Replace every "role-description" with "role-summary" in the material from its first line up to and including the line with "role-name: 管理者 <box>217 231 255 246</box>", and give back only those lines with nothing else changed.

Dataset excerpt
• • • • • • •
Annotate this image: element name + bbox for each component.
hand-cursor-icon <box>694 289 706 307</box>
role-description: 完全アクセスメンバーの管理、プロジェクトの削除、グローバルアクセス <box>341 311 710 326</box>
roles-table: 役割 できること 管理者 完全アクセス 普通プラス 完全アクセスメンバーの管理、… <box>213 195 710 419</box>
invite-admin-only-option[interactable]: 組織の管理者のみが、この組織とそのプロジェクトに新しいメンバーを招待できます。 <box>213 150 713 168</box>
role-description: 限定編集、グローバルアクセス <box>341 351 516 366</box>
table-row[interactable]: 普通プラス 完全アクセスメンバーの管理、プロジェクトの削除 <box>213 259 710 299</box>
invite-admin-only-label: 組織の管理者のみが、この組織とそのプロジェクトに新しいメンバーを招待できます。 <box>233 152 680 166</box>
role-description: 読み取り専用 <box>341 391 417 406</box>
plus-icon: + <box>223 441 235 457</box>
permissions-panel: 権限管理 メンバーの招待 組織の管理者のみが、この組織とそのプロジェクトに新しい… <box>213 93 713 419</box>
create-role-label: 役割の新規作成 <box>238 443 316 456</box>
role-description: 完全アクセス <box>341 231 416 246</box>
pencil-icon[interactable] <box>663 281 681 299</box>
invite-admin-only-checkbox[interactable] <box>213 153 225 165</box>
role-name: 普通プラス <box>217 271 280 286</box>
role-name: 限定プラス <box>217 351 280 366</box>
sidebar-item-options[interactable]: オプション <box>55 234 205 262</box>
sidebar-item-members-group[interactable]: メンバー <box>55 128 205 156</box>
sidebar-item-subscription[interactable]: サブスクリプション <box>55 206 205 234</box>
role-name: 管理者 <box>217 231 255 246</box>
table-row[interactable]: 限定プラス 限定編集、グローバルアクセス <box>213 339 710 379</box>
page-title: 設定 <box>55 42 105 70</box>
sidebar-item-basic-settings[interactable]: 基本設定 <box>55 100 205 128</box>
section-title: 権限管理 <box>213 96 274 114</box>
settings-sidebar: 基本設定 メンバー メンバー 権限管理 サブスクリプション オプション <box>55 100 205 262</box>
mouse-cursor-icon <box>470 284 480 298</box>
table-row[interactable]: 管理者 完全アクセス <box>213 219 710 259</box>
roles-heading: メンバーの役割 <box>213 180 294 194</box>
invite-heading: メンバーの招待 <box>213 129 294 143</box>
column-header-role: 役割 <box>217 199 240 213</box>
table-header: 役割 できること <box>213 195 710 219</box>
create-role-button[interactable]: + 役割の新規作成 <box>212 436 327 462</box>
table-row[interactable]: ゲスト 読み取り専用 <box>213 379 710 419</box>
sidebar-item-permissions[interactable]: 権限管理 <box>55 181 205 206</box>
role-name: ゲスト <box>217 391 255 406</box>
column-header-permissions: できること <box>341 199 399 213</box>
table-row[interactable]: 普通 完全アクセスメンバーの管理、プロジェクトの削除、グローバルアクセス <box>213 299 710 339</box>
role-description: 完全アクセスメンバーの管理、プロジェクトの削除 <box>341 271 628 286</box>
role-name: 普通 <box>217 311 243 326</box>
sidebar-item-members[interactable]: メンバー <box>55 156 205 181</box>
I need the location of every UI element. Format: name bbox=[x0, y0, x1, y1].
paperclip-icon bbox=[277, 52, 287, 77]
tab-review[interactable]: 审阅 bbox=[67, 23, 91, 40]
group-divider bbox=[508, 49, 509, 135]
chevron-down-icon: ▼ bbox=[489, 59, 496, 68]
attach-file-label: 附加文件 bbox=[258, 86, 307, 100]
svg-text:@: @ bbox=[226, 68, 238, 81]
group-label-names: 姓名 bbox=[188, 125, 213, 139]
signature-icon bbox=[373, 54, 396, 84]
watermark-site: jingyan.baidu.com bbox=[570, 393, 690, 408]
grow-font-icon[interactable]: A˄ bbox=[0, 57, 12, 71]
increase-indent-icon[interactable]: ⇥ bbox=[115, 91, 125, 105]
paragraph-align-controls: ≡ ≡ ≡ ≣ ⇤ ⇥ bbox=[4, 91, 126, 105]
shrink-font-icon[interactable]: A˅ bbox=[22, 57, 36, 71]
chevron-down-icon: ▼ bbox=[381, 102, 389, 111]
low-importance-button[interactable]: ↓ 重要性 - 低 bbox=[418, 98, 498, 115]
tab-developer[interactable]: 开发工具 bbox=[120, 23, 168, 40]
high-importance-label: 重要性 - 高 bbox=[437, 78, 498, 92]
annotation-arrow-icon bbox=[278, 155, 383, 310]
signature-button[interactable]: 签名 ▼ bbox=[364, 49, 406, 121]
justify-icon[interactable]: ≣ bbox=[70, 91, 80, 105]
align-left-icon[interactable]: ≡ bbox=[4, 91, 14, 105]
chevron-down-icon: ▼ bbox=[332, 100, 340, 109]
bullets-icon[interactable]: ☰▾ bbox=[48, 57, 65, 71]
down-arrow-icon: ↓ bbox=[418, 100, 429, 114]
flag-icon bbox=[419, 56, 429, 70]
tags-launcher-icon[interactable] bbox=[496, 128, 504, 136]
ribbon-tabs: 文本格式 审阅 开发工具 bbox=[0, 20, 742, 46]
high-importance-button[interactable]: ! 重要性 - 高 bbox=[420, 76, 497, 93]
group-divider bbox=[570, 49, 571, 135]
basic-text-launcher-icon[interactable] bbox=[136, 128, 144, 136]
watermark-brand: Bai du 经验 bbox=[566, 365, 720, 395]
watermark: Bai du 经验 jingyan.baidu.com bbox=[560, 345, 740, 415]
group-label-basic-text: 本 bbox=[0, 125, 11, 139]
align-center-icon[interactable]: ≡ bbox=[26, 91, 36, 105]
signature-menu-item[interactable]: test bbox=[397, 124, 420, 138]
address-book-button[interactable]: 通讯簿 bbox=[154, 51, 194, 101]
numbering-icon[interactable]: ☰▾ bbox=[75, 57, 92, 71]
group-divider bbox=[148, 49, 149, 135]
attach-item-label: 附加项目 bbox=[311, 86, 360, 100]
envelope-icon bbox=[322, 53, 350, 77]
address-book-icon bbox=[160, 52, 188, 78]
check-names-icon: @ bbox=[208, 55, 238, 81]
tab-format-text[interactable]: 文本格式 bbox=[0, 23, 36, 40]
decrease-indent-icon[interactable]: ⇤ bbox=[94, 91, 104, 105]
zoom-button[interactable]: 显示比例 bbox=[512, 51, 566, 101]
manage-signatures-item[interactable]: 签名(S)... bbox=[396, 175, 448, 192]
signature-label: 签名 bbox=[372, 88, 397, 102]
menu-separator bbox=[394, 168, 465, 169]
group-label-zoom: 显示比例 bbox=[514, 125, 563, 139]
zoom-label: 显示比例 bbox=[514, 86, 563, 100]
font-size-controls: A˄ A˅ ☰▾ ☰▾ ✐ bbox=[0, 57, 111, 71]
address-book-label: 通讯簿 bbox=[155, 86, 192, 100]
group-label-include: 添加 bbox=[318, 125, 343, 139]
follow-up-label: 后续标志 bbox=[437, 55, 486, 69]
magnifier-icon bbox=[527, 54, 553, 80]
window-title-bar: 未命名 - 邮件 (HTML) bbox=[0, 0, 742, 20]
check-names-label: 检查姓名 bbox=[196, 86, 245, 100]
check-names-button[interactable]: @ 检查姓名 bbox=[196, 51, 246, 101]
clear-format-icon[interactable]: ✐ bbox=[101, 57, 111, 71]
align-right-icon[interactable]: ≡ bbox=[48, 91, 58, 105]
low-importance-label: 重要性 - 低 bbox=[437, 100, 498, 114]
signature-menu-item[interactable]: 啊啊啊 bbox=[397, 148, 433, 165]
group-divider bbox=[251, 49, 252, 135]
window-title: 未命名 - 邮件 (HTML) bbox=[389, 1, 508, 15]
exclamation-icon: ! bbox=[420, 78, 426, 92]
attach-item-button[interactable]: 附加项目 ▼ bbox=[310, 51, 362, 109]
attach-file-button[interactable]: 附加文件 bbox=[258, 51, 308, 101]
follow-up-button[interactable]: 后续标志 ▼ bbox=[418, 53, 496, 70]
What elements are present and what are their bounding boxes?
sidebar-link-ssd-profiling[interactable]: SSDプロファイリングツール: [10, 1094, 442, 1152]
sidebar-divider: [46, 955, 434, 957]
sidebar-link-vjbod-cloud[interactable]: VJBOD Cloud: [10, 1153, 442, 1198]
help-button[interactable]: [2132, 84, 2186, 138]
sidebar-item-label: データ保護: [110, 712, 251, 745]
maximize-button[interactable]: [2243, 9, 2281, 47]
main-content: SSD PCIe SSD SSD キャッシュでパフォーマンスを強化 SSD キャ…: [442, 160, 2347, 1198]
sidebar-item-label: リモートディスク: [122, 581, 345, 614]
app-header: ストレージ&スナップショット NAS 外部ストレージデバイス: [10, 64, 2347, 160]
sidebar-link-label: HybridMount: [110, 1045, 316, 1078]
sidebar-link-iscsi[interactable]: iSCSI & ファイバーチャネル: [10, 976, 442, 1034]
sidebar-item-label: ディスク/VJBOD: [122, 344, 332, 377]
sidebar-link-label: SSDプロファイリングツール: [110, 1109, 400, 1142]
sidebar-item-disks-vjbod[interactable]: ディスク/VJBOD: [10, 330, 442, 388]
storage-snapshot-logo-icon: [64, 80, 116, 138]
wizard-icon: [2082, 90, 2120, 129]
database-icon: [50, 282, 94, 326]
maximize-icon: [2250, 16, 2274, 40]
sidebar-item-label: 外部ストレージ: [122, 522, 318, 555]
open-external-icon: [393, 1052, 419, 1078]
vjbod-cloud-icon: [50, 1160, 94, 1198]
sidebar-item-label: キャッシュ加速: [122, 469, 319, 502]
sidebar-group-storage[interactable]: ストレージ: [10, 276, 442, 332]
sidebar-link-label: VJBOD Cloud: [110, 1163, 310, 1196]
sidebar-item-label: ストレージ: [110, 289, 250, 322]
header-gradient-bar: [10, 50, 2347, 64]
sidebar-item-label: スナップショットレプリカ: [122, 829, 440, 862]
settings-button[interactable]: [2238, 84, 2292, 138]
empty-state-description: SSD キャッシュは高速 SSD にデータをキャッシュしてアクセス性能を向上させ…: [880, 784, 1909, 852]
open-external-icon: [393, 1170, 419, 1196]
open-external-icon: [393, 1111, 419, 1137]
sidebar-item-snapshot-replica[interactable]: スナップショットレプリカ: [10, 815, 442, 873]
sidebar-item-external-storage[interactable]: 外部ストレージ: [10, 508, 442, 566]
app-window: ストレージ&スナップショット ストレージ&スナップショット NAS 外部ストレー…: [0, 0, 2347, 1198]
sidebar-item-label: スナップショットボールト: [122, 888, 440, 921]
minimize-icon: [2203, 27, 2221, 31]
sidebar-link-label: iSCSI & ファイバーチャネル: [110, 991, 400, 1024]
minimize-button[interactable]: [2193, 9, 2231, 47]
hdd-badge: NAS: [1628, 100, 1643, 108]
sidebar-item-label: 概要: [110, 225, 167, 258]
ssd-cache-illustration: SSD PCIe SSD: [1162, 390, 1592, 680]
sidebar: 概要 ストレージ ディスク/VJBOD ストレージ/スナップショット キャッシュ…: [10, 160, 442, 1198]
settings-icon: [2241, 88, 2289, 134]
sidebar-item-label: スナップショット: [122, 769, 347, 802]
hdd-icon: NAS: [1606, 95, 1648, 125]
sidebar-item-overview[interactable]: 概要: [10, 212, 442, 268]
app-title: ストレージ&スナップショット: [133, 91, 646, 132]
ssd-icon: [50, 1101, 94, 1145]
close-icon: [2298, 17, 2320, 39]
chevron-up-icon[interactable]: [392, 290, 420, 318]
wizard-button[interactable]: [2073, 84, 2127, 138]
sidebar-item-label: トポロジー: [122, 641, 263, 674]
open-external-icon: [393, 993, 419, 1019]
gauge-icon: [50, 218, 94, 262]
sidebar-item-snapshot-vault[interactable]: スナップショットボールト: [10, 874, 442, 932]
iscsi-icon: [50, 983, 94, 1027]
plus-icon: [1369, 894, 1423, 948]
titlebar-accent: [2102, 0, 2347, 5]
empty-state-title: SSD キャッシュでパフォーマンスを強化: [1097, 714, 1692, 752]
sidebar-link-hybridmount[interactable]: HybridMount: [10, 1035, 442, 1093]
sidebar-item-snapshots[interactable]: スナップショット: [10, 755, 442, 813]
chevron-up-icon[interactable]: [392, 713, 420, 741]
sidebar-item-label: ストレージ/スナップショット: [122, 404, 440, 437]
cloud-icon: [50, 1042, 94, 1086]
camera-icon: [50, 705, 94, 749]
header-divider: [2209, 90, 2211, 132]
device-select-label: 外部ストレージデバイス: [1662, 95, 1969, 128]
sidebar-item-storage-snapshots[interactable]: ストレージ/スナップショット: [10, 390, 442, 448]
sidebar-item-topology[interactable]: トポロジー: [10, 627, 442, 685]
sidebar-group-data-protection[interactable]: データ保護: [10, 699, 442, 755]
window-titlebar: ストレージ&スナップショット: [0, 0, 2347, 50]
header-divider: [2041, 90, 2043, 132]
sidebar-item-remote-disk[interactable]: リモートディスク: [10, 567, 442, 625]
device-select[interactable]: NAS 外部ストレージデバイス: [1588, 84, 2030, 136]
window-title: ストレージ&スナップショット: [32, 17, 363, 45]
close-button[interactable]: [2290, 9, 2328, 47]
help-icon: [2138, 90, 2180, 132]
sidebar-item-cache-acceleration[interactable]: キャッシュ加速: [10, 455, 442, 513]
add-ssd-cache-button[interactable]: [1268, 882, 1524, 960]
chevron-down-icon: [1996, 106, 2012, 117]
• • • • • • •
RESPONSE TO THE TASK:
Annotate this image: element name + bbox for each component.
hand-cursor-icon <box>694 289 706 307</box>
role-summary: 完全アクセスメンバーの管理、プロジェクトの削除、グローバルアクセス <box>341 311 710 326</box>
roles-table: 役割 できること 管理者 完全アクセス 普通プラス 完全アクセスメンバーの管理、… <box>213 195 710 419</box>
invite-admin-only-option[interactable]: 組織の管理者のみが、この組織とそのプロジェクトに新しいメンバーを招待できます。 <box>213 150 713 168</box>
role-summary: 限定編集、グローバルアクセス <box>341 351 516 366</box>
table-row[interactable]: 普通プラス 完全アクセスメンバーの管理、プロジェクトの削除 <box>213 259 710 299</box>
invite-admin-only-label: 組織の管理者のみが、この組織とそのプロジェクトに新しいメンバーを招待できます。 <box>233 152 680 166</box>
role-summary: 読み取り専用 <box>341 391 417 406</box>
plus-icon: + <box>223 441 235 457</box>
permissions-panel: 権限管理 メンバーの招待 組織の管理者のみが、この組織とそのプロジェクトに新しい… <box>213 93 713 419</box>
create-role-label: 役割の新規作成 <box>238 443 316 456</box>
role-summary: 完全アクセス <box>341 231 416 246</box>
pencil-icon[interactable] <box>663 281 681 299</box>
invite-admin-only-checkbox[interactable] <box>213 153 225 165</box>
role-name: 普通プラス <box>217 271 280 286</box>
role-name: 限定プラス <box>217 351 280 366</box>
sidebar-item-options[interactable]: オプション <box>55 234 205 262</box>
sidebar-item-members-group[interactable]: メンバー <box>55 128 205 156</box>
sidebar-item-subscription[interactable]: サブスクリプション <box>55 206 205 234</box>
role-name: 管理者 <box>217 231 255 246</box>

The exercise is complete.